- [Direction]: Say how many lines contain "Comma"; the answer is the number alone.

** START **

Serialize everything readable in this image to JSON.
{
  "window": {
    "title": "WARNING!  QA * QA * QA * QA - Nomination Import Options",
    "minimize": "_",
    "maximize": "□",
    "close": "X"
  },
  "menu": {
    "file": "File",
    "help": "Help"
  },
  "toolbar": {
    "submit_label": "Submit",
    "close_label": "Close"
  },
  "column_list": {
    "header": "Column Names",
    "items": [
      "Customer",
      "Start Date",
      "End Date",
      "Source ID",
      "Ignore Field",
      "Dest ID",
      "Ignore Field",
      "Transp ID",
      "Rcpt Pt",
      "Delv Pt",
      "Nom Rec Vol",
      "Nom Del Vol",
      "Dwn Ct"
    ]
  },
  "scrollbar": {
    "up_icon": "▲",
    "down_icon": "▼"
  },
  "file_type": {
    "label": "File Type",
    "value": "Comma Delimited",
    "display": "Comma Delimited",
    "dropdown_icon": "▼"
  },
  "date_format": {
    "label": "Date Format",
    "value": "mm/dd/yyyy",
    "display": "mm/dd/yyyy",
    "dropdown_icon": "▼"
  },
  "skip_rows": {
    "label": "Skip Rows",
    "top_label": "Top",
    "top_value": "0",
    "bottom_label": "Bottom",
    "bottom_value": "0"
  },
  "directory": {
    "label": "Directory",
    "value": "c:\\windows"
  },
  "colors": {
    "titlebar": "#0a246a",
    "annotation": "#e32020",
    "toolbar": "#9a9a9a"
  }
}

** END **

- [Output for this task]: 2